══ ROWS ══

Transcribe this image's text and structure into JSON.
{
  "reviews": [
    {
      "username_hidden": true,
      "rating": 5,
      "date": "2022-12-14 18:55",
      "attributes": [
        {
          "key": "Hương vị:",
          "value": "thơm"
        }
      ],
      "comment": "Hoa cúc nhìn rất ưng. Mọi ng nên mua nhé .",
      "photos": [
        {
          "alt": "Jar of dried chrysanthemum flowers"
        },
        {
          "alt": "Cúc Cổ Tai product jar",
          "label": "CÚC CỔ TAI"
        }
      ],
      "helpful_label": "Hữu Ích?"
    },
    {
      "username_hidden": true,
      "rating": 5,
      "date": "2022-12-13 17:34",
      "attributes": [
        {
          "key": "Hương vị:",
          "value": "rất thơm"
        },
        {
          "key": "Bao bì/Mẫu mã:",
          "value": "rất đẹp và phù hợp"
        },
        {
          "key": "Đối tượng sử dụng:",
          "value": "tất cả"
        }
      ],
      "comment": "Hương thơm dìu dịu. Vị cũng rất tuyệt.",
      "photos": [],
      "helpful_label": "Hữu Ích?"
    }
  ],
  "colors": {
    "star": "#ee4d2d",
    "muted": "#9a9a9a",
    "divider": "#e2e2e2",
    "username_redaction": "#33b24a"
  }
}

═══

YOUR GOAL -
Print the whole listing exactly as it is.

ANSWER TO THIS TASK -
Transcribe this image's text and structure into JSON.
{
  "reviews": [
    {
      "username_hidden": true,
      "rating": 5,
      "date": "2022-12-14 18:55",
      "attributes": [
        {
          "key": "Hương vị:",
          "value": "thơm"
        }
      ],
      "comment": "Hoa cúc nhìn rất ưng. Mọi ng nên mua nhé .",
      "photos": [
        {
          "alt": "Jar of dried chrysanthemum flowers"
        },
        {
          "alt": "Cúc Cổ Tai product jar",
          "label": "CÚC CỔ TAI"
        }
      ],
      "helpful_label": "Hữu Ích?"
    },
    {
      "username_hidden": true,
      "rating": 5,
      "date": "2022-12-13 17:34",
      "attributes": [
        {
          "key": "Hương vị:",
          "value": "rất thơm"
        },
        {
          "key": "Bao bì/Mẫu mã:",
          "value": "rất đẹp và phù hợp"
        },
        {
          "key": "Đối tượng sử dụng:",
          "value": "tất cả"
        }
      ],
      "comment": "Hương thơm dìu dịu. Vị cũng rất tuyệt.",
      "photos": [],
      "helpful_label": "Hữu Ích?"
    }
  ],
  "colors": {
    "star": "#ee4d2d",
    "muted": "#9a9a9a",
    "divider": "#e2e2e2",
    "username_redaction": "#33b24a"
  }
}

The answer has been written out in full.